Extracted data entries:
start

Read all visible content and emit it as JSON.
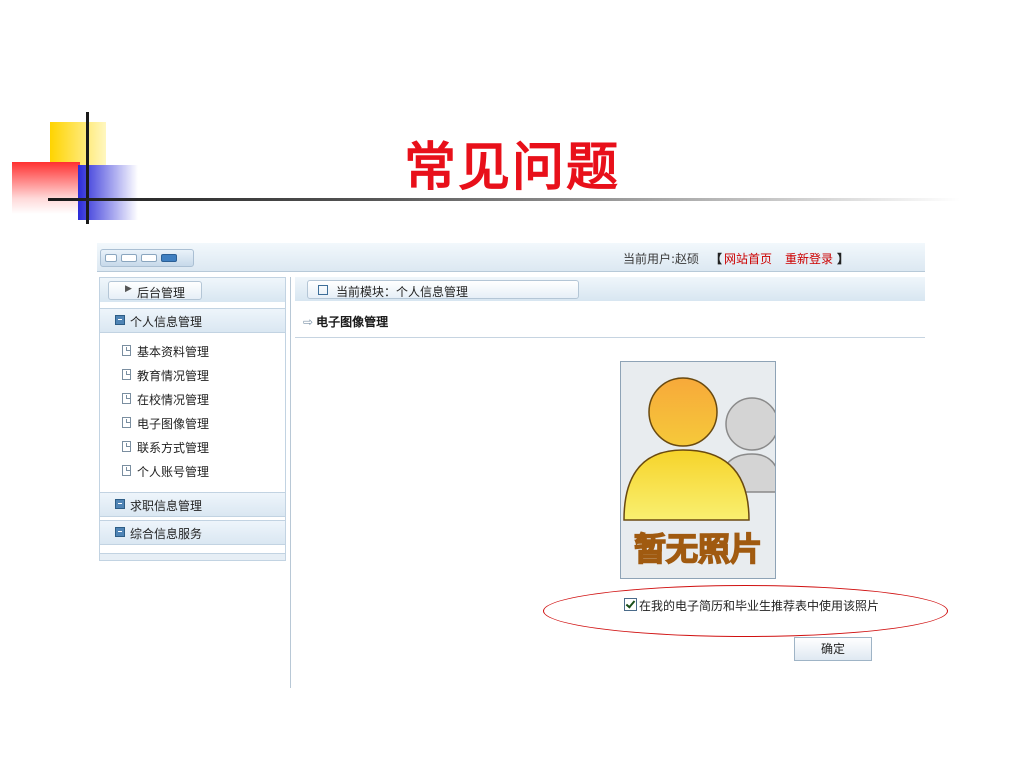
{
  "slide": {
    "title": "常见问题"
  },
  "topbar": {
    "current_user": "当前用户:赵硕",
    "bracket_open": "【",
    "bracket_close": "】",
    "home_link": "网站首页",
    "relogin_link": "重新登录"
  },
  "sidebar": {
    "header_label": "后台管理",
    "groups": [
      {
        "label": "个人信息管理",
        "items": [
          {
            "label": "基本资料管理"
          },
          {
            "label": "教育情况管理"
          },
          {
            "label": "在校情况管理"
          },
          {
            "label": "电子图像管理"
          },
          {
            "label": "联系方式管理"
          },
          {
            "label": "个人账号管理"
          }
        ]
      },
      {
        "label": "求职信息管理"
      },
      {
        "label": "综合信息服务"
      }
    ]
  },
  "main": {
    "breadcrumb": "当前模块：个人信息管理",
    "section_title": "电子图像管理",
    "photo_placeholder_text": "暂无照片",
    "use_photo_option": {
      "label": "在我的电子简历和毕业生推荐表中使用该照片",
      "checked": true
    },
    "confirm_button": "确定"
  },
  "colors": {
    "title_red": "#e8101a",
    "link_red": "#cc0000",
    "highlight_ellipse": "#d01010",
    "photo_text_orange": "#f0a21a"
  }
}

end

Exercise details — Repeat the data above exactly, but not the pictures.

Result of the exercise —
Read all visible content and emit it as JSON.
{
  "slide": {
    "title": "常见问题"
  },
  "topbar": {
    "current_user": "当前用户:赵硕",
    "bracket_open": "【",
    "bracket_close": "】",
    "home_link": "网站首页",
    "relogin_link": "重新登录"
  },
  "sidebar": {
    "header_label": "后台管理",
    "groups": [
      {
        "label": "个人信息管理",
        "items": [
          {
            "label": "基本资料管理"
          },
          {
            "label": "教育情况管理"
          },
          {
            "label": "在校情况管理"
          },
          {
            "label": "电子图像管理"
          },
          {
            "label": "联系方式管理"
          },
          {
            "label": "个人账号管理"
          }
        ]
      },
      {
        "label": "求职信息管理"
      },
      {
        "label": "综合信息服务"
      }
    ]
  },
  "main": {
    "breadcrumb": "当前模块：个人信息管理",
    "section_title": "电子图像管理",
    "photo_placeholder_text": "暂无照片",
    "use_photo_option": {
      "label": "在我的电子简历和毕业生推荐表中使用该照片",
      "checked": true
    },
    "confirm_button": "确定"
  },
  "colors": {
    "title_red": "#e8101a",
    "link_red": "#cc0000",
    "highlight_ellipse": "#d01010",
    "photo_text_orange": "#f0a21a"
  }
}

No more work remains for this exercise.